• _DIRECTIONS FOR THIS TASK_: Repeat the listing in full, word for word.

□ □ □

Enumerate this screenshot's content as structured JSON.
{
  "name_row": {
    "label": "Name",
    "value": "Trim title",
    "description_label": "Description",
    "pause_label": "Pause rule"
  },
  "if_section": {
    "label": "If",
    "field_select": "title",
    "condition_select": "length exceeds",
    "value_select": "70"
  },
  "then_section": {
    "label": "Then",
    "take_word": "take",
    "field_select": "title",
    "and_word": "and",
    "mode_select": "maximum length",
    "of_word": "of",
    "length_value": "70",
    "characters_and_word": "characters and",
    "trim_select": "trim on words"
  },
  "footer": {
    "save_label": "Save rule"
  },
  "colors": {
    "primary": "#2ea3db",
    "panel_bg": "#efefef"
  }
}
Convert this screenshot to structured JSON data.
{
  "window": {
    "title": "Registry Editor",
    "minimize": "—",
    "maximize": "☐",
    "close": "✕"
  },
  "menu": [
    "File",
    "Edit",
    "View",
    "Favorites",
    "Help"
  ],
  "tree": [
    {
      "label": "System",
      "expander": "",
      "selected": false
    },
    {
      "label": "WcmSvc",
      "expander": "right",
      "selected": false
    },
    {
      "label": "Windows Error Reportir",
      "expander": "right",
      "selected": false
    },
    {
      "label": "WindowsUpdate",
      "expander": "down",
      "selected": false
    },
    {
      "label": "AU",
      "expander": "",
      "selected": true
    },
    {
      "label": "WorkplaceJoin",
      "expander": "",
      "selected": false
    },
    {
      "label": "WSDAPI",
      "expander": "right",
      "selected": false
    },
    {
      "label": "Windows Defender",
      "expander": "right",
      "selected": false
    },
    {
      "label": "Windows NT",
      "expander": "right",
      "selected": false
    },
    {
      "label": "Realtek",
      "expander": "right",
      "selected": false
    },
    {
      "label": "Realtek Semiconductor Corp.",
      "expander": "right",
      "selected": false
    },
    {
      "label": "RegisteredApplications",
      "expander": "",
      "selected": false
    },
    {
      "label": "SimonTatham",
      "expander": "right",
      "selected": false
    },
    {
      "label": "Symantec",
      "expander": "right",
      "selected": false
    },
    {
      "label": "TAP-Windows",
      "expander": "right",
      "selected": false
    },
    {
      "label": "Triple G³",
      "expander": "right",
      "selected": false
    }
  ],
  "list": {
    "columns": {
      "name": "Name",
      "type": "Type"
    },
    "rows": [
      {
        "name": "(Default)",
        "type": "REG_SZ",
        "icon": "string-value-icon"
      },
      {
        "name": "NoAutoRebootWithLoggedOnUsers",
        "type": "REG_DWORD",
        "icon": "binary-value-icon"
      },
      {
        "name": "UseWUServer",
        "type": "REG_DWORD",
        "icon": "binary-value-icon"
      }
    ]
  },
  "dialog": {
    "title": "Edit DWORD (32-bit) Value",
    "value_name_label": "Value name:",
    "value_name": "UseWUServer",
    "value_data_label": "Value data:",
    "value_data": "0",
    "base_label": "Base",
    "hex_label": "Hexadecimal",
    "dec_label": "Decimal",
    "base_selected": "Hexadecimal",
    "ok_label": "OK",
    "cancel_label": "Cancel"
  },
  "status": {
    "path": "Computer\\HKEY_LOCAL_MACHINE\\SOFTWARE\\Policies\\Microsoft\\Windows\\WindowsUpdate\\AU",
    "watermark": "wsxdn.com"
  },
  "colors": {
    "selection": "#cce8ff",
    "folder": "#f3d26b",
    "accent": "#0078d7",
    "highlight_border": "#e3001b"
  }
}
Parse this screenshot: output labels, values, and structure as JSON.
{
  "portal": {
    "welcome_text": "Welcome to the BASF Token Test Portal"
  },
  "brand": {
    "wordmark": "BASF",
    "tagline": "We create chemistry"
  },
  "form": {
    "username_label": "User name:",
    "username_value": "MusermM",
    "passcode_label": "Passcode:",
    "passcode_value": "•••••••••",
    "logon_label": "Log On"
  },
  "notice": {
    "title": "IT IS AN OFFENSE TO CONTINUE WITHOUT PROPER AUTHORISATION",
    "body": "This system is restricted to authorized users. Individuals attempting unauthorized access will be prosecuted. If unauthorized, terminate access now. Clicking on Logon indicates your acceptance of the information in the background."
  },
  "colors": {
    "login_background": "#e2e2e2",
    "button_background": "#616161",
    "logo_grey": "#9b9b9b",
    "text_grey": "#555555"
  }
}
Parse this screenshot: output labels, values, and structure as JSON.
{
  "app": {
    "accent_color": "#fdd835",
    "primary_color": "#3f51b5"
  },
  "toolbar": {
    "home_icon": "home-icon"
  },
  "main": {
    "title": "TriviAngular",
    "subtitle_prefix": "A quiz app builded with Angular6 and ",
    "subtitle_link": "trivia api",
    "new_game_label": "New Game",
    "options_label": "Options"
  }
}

□ □ □

• _EXPECTED OUTPUT_:
Enumerate this screenshot's content as structured JSON.
{
  "name_row": {
    "label": "Name",
    "value": "Trim title",
    "description_label": "Description",
    "pause_label": "Pause rule"
  },
  "if_section": {
    "label": "If",
    "field_select": "title",
    "condition_select": "length exceeds",
    "value_select": "70"
  },
  "then_section": {
    "label": "Then",
    "take_word": "take",
    "field_select": "title",
    "and_word": "and",
    "mode_select": "maximum length",
    "of_word": "of",
    "length_value": "70",
    "characters_and_word": "characters and",
    "trim_select": "trim on words"
  },
  "footer": {
    "save_label": "Save rule"
  },
  "colors": {
    "primary": "#2ea3db",
    "panel_bg": "#efefef"
  }
}
Convert this screenshot to structured JSON data.
{
  "window": {
    "title": "Registry Editor",
    "minimize": "—",
    "maximize": "☐",
    "close": "✕"
  },
  "menu": [
    "File",
    "Edit",
    "View",
    "Favorites",
    "Help"
  ],
  "tree": [
    {
      "label": "System",
      "expander": "",
      "selected": false
    },
    {
      "label": "WcmSvc",
      "expander": "right",
      "selected": false
    },
    {
      "label": "Windows Error Reportir",
      "expander": "right",
      "selected": false
    },
    {
      "label": "WindowsUpdate",
      "expander": "down",
      "selected": false
    },
    {
      "label": "AU",
      "expander": "",
      "selected": true
    },
    {
      "label": "WorkplaceJoin",
      "expander": "",
      "selected": false
    },
    {
      "label": "WSDAPI",
      "expander": "right",
      "selected": false
    },
    {
      "label": "Windows Defender",
      "expander": "right",
      "selected": false
    },
    {
      "label": "Windows NT",
      "expander": "right",
      "selected": false
    },
    {
      "label": "Realtek",
      "expander": "right",
      "selected": false
    },
    {
      "label": "Realtek Semiconductor Corp.",
      "expander": "right",
      "selected": false
    },
    {
      "label": "RegisteredApplications",
      "expander": "",
      "selected": false
    },
    {
      "label": "SimonTatham",
      "expander": "right",
      "selected": false
    },
    {
      "label": "Symantec",
      "expander": "right",
      "selected": false
    },
    {
      "label": "TAP-Windows",
      "expander": "right",
      "selected": false
    },
    {
      "label": "Triple G³",
      "expander": "right",
      "selected": false
    }
  ],
  "list": {
    "columns": {
      "name": "Name",
      "type": "Type"
    },
    "rows": [
      {
        "name": "(Default)",
        "type": "REG_SZ",
        "icon": "string-value-icon"
      },
      {
        "name": "NoAutoRebootWithLoggedOnUsers",
        "type": "REG_DWORD",
        "icon": "binary-value-icon"
      },
      {
        "name": "UseWUServer",
        "type": "REG_DWORD",
        "icon": "binary-value-icon"
      }
    ]
  },
  "dialog": {
    "title": "Edit DWORD (32-bit) Value",
    "value_name_label": "Value name:",
    "value_name": "UseWUServer",
    "value_data_label": "Value data:",
    "value_data": "0",
    "base_label": "Base",
    "hex_label": "Hexadecimal",
    "dec_label": "Decimal",
    "base_selected": "Hexadecimal",
    "ok_label": "OK",
    "cancel_label": "Cancel"
  },
  "status": {
    "path": "Computer\\HKEY_LOCAL_MACHINE\\SOFTWARE\\Policies\\Microsoft\\Windows\\WindowsUpdate\\AU",
    "watermark": "wsxdn.com"
  },
  "colors": {
    "selection": "#cce8ff",
    "folder": "#f3d26b",
    "accent": "#0078d7",
    "highlight_border": "#e3001b"
  }
}
Parse this screenshot: output labels, values, and structure as JSON.
{
  "portal": {
    "welcome_text": "Welcome to the BASF Token Test Portal"
  },
  "brand": {
    "wordmark": "BASF",
    "tagline": "We create chemistry"
  },
  "form": {
    "username_label": "User name:",
    "username_value": "MusermM",
    "passcode_label": "Passcode:",
    "passcode_value": "•••••••••",
    "logon_label": "Log On"
  },
  "notice": {
    "title": "IT IS AN OFFENSE TO CONTINUE WITHOUT PROPER AUTHORISATION",
    "body": "This system is restricted to authorized users. Individuals attempting unauthorized access will be prosecuted. If unauthorized, terminate access now. Clicking on Logon indicates your acceptance of the information in the background."
  },
  "colors": {
    "login_background": "#e2e2e2",
    "button_background": "#616161",
    "logo_grey": "#9b9b9b",
    "text_grey": "#555555"
  }
}
Parse this screenshot: output labels, values, and structure as JSON.
{
  "app": {
    "accent_color": "#fdd835",
    "primary_color": "#3f51b5"
  },
  "toolbar": {
    "home_icon": "home-icon"
  },
  "main": {
    "title": "TriviAngular",
    "subtitle_prefix": "A quiz app builded with Angular6 and ",
    "subtitle_link": "trivia api",
    "new_game_label": "New Game",
    "options_label": "Options"
  }
}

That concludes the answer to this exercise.